● **WHAT THE TASK REQUIRES**
Leave out the pictures and reproduce all of the data exactly.

===== STORED ROWS =====

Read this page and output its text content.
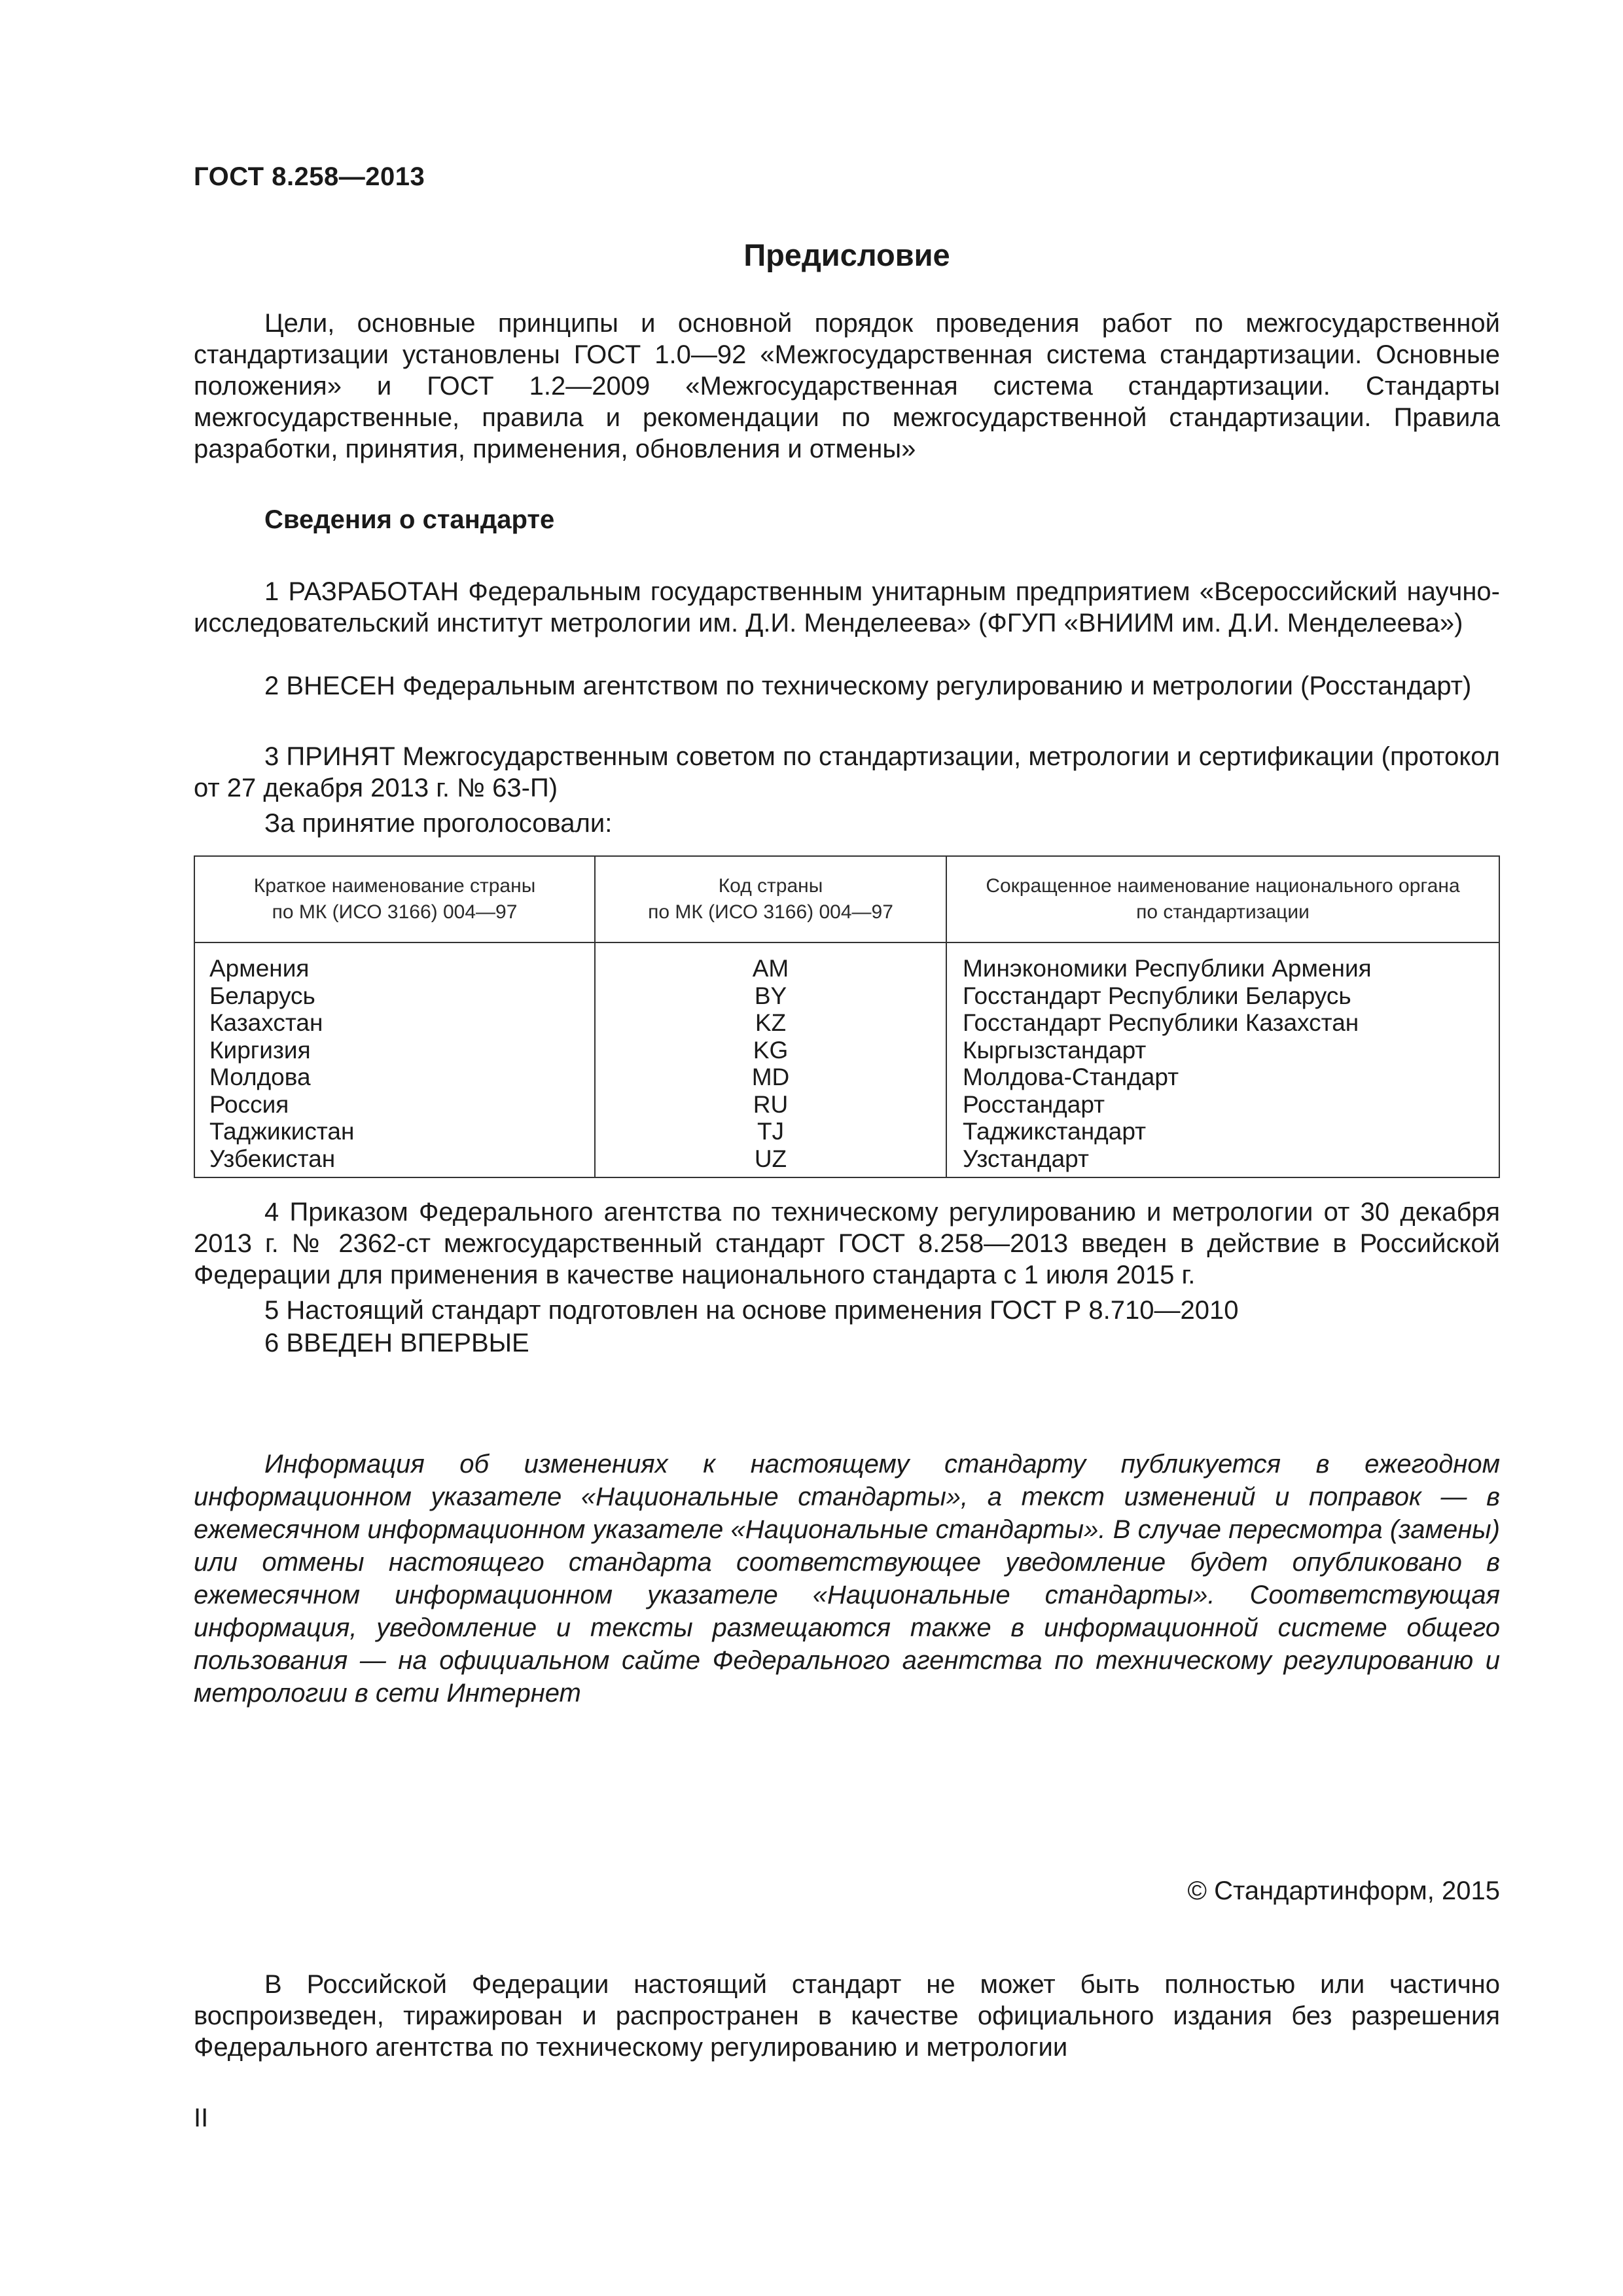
ГОСТ 8.258—2013
Предисловие

Цели, основные принципы и основной порядок проведения работ по межгосударственной стандартизации установлены ГОСТ 1.0—92 «Межгосударственная система стандартизации. Основные положения» и ГОСТ 1.2—2009 «Межгосударственная система стандартизации. Стандарты межгосударственные, правила и рекомендации по межгосударственной стандартизации. Правила разработки, принятия, применения, обновления и отмены»

Сведения о стандарте

1 РАЗРАБОТАН Федеральным государственным унитарным предприятием «Всероссийский научно-исследовательский институт метрологии им. Д.И. Менделеева» (ФГУП «ВНИИМ им. Д.И. Менделеева»)

2 ВНЕСЕН Федеральным агентством по техническому регулированию и метрологии (Росстандарт)

3 ПРИНЯТ Межгосударственным советом по стандартизации, метрологии и сертификации (протокол от 27 декабря 2013 г. № 63-П)

За принятие проголосовали:

Краткое наименование страны
по МК (ИСО 3166) 004—97
Код страны
по МК (ИСО 3166) 004—97
Сокращенное наименование национального органа
по стандартизации
Армения
Беларусь
Казахстан
Киргизия
Молдова
Россия
Таджикистан
Узбекистан
AM
BY
KZ
KG
MD
RU
TJ
UZ
Минэкономики Республики Армения
Госстандарт Республики Беларусь
Госстандарт Республики Казахстан
Кыргызстандарт
Молдова-Стандарт
Росстандарт
Таджикстандарт
Узстандарт

4 Приказом Федерального агентства по техническому регулированию и метрологии от 30 декабря 2013 г. № 2362-ст межгосударственный стандарт ГОСТ 8.258—2013 введен в действие в Российской Федерации для применения в качестве национального стандарта с 1 июля 2015 г.

5 Настоящий стандарт подготовлен на основе применения ГОСТ Р 8.710—2010

6 ВВЕДЕН ВПЕРВЫЕ

Информация об изменениях к настоящему стандарту публикуется в ежегодном информационном указателе «Национальные стандарты», а текст изменений и поправок — в ежемесячном информационном указателе «Национальные стандарты». В случае пересмотра (замены) или отмены настоящего стандарта соответствующее уведомление будет опубликовано в ежемесячном информационном указателе «Национальные стандарты». Соответствующая информация, уведомление и тексты размещаются также в информационной системе общего пользования — на официальном сайте Федерального агентства по техническому регулированию и метрологии в сети Интернет

© Стандартинформ, 2015

В Российской Федерации настоящий стандарт не может быть полностью или частично воспроизведен, тиражирован и распространен в качестве официального издания без разрешения Федерального агентства по техническому регулированию и метрологии

II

=====

● **ANSWER TO THE TASK**
Read this page and output its text content.
ГОСТ 8.258—2013
Предисловие

Цели, основные принципы и основной порядок проведения работ по межгосударственной стандартизации установлены ГОСТ 1.0—92 «Межгосударственная система стандартизации. Основные положения» и ГОСТ 1.2—2009 «Межгосударственная система стандартизации. Стандарты межгосударственные, правила и рекомендации по межгосударственной стандартизации. Правила разработки, принятия, применения, обновления и отмены»

Сведения о стандарте

1 РАЗРАБОТАН Федеральным государственным унитарным предприятием «Всероссийский научно-исследовательский институт метрологии им. Д.И. Менделеева» (ФГУП «ВНИИМ им. Д.И. Менделеева»)

2 ВНЕСЕН Федеральным агентством по техническому регулированию и метрологии (Росстандарт)

3 ПРИНЯТ Межгосударственным советом по стандартизации, метрологии и сертификации (протокол от 27 декабря 2013 г. № 63-П)

За принятие проголосовали:

Краткое наименование страны
по МК (ИСО 3166) 004—97
Код страны
по МК (ИСО 3166) 004—97
Сокращенное наименование национального органа
по стандартизации
Армения
Беларусь
Казахстан
Киргизия
Молдова
Россия
Таджикистан
Узбекистан
AM
BY
KZ
KG
MD
RU
TJ
UZ
Минэкономики Республики Армения
Госстандарт Республики Беларусь
Госстандарт Республики Казахстан
Кыргызстандарт
Молдова-Стандарт
Росстандарт
Таджикстандарт
Узстандарт

4 Приказом Федерального агентства по техническому регулированию и метрологии от 30 декабря 2013 г. № 2362-ст межгосударственный стандарт ГОСТ 8.258—2013 введен в действие в Российской Федерации для применения в качестве национального стандарта с 1 июля 2015 г.

5 Настоящий стандарт подготовлен на основе применения ГОСТ Р 8.710—2010

6 ВВЕДЕН ВПЕРВЫЕ

Информация об изменениях к настоящему стандарту публикуется в ежегодном информационном указателе «Национальные стандарты», а текст изменений и поправок — в ежемесячном информационном указателе «Национальные стандарты». В случае пересмотра (замены) или отмены настоящего стандарта соответствующее уведомление будет опубликовано в ежемесячном информационном указателе «Национальные стандарты». Соответствующая информация, уведомление и тексты размещаются также в информационной системе общего пользования — на официальном сайте Федерального агентства по техническому регулированию и метрологии в сети Интернет

© Стандартинформ, 2015

В Российской Федерации настоящий стандарт не может быть полностью или частично воспроизведен, тиражирован и распространен в качестве официального издания без разрешения Федерального агентства по техническому регулированию и метрологии

II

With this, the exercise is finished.